start SUPPLIED DATA

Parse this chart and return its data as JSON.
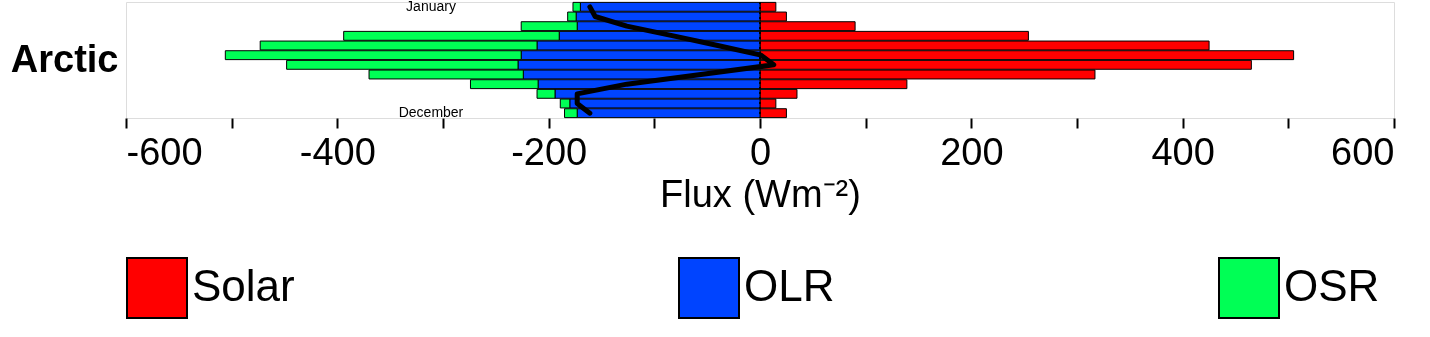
{
  "chart_data": {
    "type": "bar",
    "orientation": "horizontal",
    "stacked": true,
    "ylabel": "Arctic",
    "xlabel": "Flux (Wm⁻²)",
    "categories": [
      "January",
      null,
      null,
      null,
      null,
      null,
      null,
      null,
      null,
      null,
      null,
      "December"
    ],
    "series": [
      {
        "name": "Solar",
        "color": "#ff0000",
        "values": [
          15,
          25,
          90,
          254,
          425,
          505,
          465,
          317,
          139,
          35,
          15,
          25
        ]
      },
      {
        "name": "OLR",
        "color": "#0044ff",
        "values": [
          -170,
          -174,
          -173,
          -190,
          -211,
          -226,
          -229,
          -224,
          -210,
          -194,
          -180,
          -173
        ]
      },
      {
        "name": "OSR",
        "color": "#00ff55",
        "values": [
          -7,
          -8,
          -53,
          -204,
          -262,
          -280,
          -219,
          -146,
          -64,
          -17,
          -9,
          -12
        ]
      },
      {
        "type": "line",
        "color": "#000000",
        "values": [
          -161,
          -156,
          -126,
          -82,
          -40,
          1,
          13,
          -56,
          -126,
          -173,
          -173,
          -161
        ]
      }
    ],
    "xlim": [
      -600,
      600
    ],
    "xticks": [
      -600,
      {
        "value": -500,
        "label": null
      },
      -400,
      {
        "value": -300,
        "label": null
      },
      -200,
      {
        "value": -100,
        "label": null
      },
      0,
      {
        "value": 100,
        "label": null
      },
      200,
      {
        "value": 300,
        "label": null
      },
      400,
      {
        "value": 500,
        "label": null
      },
      600
    ],
    "tick_labels": "x",
    "ref_lines": [
      {
        "axis": "x",
        "value": 0,
        "color": "#000000",
        "line_style": "dotted"
      }
    ],
    "legend": "bottom",
    "grid": false
  }
}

end SUPPLIED DATA

> _OBJECTIVE_:
Collect every line with the string "color" from the records, and copy each.

> _THE REPLY_:
        "color": "#ff0000",
        "color": "#0044ff",
        "color": "#00ff55",
        "color": "#000000",
        "color": "#000000",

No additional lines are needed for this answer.